> **INSTRUCTIONS TO FOLLOW**: Output the records exactly. Include every line.

> **PROVIDED RECORDS**:
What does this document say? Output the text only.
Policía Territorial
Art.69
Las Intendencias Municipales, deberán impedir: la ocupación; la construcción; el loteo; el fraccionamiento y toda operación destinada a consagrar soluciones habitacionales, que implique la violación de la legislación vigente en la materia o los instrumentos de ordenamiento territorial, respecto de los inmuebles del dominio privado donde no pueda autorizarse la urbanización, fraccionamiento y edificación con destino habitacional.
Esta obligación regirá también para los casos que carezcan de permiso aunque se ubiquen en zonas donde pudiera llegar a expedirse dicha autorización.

> **RESULT OF THE EXERCISE**:
What does this document say? Output the text only.
Policía Territorial
Art.69
Las Intendencias Municipales, deberán impedir: la ocupación; la construcción; el loteo; el fraccionamiento y toda operación destinada a consagrar soluciones habitacionales, que implique la violación de la legislación vigente en la materia o los instrumentos de ordenamiento territorial, respecto de los inmuebles del dominio privado donde no pueda autorizarse la urbanización, fraccionamiento y edificación con destino habitacional.
Esta obligación regirá también para los casos que carezcan de permiso aunque se ubiquen en zonas donde pudiera llegar a expedirse dicha autorización.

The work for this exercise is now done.